Work required – Below is a listing. Gather each line of it that contains "komórkowej".

══ The data

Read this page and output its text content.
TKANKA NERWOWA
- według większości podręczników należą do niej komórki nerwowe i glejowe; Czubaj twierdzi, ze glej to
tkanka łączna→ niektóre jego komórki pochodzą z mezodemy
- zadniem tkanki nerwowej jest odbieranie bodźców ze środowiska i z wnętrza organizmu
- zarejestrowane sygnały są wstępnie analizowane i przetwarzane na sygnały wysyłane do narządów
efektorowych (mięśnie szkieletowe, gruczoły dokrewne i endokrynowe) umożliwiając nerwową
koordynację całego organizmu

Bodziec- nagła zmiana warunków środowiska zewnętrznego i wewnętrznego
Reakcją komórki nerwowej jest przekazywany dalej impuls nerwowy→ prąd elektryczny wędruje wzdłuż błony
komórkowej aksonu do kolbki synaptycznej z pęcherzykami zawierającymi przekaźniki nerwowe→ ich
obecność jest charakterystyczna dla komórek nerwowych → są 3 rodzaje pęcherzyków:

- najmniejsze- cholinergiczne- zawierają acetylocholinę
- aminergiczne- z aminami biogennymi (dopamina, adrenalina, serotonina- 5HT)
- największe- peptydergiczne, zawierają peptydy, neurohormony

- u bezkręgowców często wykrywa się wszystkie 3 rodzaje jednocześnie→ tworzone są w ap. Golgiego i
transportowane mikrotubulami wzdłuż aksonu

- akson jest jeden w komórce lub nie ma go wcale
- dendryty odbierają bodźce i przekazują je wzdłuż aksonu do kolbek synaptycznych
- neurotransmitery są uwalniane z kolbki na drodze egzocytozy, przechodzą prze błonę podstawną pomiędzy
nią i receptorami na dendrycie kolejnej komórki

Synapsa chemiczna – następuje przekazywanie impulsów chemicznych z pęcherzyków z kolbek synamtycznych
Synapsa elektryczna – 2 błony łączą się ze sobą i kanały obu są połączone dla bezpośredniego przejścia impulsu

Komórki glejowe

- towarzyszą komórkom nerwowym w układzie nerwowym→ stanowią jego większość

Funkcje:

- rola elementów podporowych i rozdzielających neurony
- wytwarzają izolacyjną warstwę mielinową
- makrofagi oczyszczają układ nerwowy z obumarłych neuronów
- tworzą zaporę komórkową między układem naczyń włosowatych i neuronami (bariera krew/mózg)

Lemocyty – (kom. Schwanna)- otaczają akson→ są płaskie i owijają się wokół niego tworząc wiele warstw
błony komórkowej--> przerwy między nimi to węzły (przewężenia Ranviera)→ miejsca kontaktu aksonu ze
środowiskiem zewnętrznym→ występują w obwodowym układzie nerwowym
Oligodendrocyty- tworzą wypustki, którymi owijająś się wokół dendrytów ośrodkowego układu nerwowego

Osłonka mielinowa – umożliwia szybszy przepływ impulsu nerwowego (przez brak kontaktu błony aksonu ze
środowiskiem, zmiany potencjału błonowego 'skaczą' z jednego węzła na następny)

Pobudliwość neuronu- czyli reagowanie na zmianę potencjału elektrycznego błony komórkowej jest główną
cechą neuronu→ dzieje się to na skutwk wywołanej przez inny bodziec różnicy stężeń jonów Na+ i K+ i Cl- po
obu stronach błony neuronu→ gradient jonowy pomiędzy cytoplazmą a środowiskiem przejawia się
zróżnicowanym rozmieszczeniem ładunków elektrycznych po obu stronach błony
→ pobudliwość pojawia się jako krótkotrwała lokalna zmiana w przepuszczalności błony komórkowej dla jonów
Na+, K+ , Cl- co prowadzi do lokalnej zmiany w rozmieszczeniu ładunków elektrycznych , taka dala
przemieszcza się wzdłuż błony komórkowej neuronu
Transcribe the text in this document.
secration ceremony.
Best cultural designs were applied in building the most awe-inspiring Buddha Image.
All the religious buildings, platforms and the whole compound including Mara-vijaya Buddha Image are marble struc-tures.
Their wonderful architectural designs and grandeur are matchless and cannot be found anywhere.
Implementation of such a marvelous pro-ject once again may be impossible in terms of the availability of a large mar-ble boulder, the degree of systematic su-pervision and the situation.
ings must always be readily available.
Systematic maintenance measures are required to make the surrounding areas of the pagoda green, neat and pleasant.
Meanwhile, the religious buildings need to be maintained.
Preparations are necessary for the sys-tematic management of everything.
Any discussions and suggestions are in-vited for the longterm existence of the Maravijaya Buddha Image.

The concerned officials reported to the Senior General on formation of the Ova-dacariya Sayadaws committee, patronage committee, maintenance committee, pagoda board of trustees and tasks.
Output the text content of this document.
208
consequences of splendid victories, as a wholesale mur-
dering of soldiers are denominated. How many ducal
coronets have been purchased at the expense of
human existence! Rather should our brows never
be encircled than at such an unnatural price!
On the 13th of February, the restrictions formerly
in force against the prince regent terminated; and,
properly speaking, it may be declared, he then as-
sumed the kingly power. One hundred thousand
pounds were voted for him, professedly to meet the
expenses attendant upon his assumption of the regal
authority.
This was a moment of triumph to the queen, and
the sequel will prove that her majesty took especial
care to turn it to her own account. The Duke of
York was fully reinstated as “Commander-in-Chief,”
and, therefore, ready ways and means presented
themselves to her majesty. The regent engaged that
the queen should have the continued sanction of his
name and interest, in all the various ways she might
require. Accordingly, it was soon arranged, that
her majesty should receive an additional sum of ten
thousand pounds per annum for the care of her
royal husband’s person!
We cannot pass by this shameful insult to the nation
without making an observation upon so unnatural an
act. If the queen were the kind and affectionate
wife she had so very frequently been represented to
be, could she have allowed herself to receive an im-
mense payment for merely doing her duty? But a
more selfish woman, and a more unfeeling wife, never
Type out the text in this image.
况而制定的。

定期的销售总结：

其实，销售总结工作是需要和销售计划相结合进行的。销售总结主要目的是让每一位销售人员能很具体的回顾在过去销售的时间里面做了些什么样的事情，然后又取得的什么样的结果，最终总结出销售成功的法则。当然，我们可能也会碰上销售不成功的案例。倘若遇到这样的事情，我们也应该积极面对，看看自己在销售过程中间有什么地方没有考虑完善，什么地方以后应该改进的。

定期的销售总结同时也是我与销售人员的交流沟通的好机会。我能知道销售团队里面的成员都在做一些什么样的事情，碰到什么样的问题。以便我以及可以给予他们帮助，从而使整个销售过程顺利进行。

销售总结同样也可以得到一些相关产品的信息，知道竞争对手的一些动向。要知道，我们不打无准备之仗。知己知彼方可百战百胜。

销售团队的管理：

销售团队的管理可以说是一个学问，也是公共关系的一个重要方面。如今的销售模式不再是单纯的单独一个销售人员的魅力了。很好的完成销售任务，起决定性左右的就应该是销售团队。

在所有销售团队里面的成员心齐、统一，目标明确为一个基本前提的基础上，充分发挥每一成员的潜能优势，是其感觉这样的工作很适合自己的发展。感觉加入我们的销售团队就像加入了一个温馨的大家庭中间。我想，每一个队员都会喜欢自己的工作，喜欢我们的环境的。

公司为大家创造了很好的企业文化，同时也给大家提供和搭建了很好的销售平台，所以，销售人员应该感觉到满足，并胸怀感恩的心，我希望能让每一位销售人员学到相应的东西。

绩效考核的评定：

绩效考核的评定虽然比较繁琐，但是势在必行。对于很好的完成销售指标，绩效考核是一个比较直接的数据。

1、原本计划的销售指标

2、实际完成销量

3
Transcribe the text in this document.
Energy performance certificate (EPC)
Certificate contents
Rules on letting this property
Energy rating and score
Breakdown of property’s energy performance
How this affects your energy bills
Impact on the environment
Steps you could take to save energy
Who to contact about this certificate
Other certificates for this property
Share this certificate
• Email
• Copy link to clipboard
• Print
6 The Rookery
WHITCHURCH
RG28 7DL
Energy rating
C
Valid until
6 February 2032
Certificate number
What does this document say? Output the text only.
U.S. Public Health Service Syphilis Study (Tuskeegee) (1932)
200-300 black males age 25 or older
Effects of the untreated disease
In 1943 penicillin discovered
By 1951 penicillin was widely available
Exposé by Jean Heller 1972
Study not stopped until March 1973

════

Final result –
komórkowej aksonu do kolbki synaptycznej z pęcherzykami zawierającymi przekaźniki nerwowe→ ich
błony komórkowej--> przerwy między nimi to węzły (przewężenia Ranviera)→ miejsca kontaktu aksonu ze
Pobudliwość neuronu- czyli reagowanie na zmianę potencjału elektrycznego błony komórkowej jest główną
→ pobudliwość pojawia się jako krótkotrwała lokalna zmiana w przepuszczalności błony komórkowej dla jonów
przemieszcza się wzdłuż błony komórkowej neuronu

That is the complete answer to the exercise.